-- Start of RECORDS PROVIDED --
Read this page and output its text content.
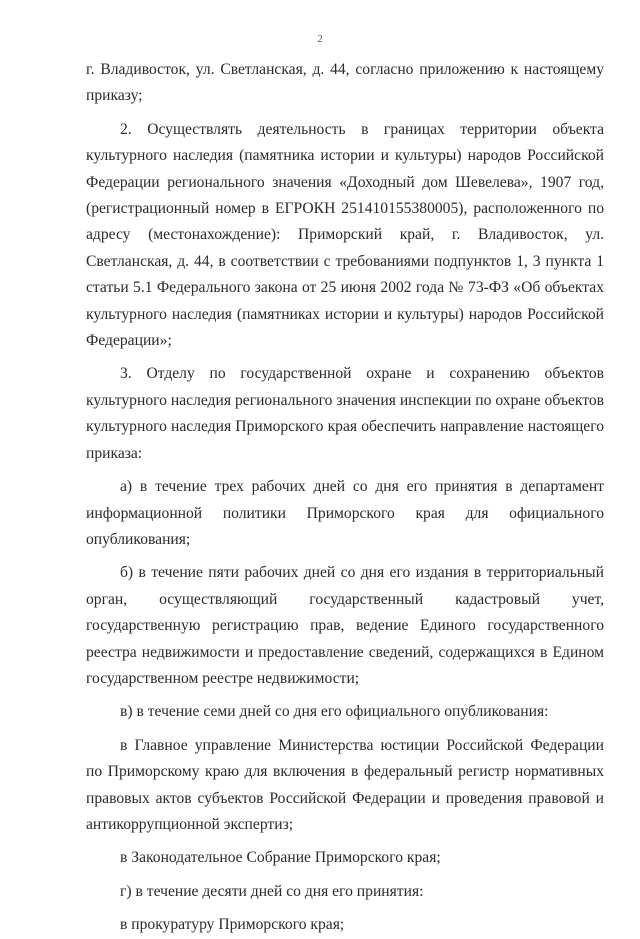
2

г. Владивосток, ул. Светланская, д. 44, согласно приложению к настоящему приказу;

2. Осуществлять деятельность в границах территории объекта культурного наследия (памятника истории и культуры) народов Российской Федерации регионального значения «Доходный дом Шевелева», 1907 год, (регистрационный номер в ЕГРОКН 251410155380005), расположенного по адресу (местонахождение): Приморский край, г. Владивосток, ул. Светланская, д. 44, в соответствии с требованиями подпунктов 1, 3 пункта 1 статьи 5.1 Федерального закона от 25 июня 2002 года № 73-ФЗ «Об объектах культурного наследия (памятниках истории и культуры) народов Российской Федерации»;

3. Отделу по государственной охране и сохранению объектов культурного наследия регионального значения инспекции по охране объектов культурного наследия Приморского края обеспечить направление настоящего приказа:

а) в течение трех рабочих дней со дня его принятия в департамент информационной политики Приморского края для официального опубликования;

б) в течение пяти рабочих дней со дня его издания в территориальный орган, осуществляющий государственный кадастровый учет, государственную регистрацию прав, ведение Единого государственного реестра недвижимости и предоставление сведений, содержащихся в Едином государственном реестре недвижимости;

в) в течение семи дней со дня его официального опубликования:

в Главное управление Министерства юстиции Российской Федерации по Приморскому краю для включения в федеральный регистр нормативных правовых актов субъектов Российской Федерации и проведения правовой и антикоррупционной экспертиз;

в Законодательное Собрание Приморского края;

г) в течение десяти дней со дня его принятия:

в прокуратуру Приморского края;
-- End of RECORDS PROVIDED --
WRITTEN INSTRUCTION: Look above for every line with the word "края" and copy it.

RESPONSE BELOW:
3. Отделу по государственной охране и сохранению объектов культурного наследия регионального значения инспекции по охране объектов культурного наследия Приморского края обеспечить направление настоящего приказа:
а) в течение трех рабочих дней со дня его принятия в департамент информационной политики Приморского края для официального опубликования;
в Законодательное Собрание Приморского края;
в прокуратуру Приморского края;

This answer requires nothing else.